§ Written exercise
Filter the records below and copy every line containing the word "iper".

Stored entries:

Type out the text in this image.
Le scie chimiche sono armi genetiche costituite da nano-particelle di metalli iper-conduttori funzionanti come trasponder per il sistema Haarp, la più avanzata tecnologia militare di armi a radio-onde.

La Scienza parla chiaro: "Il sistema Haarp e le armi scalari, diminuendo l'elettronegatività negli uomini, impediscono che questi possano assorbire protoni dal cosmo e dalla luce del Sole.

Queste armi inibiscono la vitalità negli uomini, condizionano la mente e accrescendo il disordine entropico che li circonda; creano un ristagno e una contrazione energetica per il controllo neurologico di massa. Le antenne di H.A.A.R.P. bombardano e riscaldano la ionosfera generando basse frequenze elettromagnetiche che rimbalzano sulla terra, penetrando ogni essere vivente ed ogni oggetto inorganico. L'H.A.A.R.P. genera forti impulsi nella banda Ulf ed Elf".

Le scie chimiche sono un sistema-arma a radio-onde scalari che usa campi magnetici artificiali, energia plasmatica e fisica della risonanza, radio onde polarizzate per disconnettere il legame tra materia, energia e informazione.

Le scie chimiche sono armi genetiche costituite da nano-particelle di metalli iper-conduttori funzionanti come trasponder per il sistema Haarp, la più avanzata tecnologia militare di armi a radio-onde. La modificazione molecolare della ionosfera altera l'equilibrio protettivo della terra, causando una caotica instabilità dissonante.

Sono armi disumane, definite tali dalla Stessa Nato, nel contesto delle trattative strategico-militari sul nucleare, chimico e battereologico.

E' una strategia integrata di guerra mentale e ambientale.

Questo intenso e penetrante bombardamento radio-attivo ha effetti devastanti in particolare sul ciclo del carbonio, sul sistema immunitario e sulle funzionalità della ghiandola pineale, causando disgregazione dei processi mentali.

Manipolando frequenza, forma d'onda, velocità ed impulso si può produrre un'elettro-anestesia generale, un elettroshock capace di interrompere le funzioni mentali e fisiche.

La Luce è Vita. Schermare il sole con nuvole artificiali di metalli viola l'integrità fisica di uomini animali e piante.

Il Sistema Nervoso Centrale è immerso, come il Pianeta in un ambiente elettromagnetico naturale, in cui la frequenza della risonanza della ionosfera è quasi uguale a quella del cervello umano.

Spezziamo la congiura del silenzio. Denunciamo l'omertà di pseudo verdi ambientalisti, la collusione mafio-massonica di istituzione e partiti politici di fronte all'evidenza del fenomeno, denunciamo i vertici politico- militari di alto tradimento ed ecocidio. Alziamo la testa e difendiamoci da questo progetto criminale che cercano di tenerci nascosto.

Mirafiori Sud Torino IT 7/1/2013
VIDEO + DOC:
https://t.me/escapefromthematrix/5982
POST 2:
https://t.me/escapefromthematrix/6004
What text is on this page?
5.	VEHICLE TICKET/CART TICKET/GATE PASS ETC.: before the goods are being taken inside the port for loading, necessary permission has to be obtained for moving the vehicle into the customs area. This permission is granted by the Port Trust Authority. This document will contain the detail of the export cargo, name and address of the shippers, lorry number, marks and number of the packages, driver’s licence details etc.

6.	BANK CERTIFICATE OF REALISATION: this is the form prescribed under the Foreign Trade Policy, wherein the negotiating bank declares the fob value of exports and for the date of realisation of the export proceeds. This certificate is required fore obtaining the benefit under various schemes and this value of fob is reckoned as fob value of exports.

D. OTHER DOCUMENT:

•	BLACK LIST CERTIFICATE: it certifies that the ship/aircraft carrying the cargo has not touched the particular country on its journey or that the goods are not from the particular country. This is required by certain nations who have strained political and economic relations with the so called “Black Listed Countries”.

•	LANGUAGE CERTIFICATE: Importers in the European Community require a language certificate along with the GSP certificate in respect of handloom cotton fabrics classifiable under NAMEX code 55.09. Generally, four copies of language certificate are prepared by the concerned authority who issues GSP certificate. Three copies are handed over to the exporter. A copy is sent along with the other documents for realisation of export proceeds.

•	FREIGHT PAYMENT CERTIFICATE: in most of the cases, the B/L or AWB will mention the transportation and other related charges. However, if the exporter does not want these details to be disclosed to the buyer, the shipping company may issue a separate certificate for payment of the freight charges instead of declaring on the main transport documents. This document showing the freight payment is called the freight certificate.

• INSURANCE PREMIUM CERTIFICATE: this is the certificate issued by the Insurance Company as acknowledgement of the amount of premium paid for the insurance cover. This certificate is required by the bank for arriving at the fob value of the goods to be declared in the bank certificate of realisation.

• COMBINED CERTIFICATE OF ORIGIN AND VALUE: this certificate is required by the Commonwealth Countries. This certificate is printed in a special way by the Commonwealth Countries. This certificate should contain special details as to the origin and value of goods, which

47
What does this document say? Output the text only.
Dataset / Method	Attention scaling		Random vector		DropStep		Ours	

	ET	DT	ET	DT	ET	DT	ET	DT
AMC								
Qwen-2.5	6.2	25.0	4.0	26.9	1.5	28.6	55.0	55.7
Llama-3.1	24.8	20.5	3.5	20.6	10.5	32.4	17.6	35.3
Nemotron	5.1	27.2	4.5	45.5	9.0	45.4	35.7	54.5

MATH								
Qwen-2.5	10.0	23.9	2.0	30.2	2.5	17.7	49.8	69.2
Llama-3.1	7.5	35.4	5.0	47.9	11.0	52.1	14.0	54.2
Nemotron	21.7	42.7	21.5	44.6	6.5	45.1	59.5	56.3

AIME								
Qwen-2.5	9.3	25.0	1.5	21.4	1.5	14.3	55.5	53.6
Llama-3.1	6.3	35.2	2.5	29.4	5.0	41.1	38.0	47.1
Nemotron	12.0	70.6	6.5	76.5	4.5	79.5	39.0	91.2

§ Exercise result
Le scie chimiche sono armi genetiche costituite da nano-particelle di metalli iper-conduttori funzionanti come trasponder per il sistema Haarp, la più avanzata tecnologia militare di armi a radio-onde.
Le scie chimiche sono armi genetiche costituite da nano-particelle di metalli iper-conduttori funzionanti come trasponder per il sistema Haarp, la più avanzata tecnologia militare di armi a radio-onde. La modificazione molecolare della ionosfera altera l'equilibrio protettivo della terra, causando una caotica instabilità dissonante.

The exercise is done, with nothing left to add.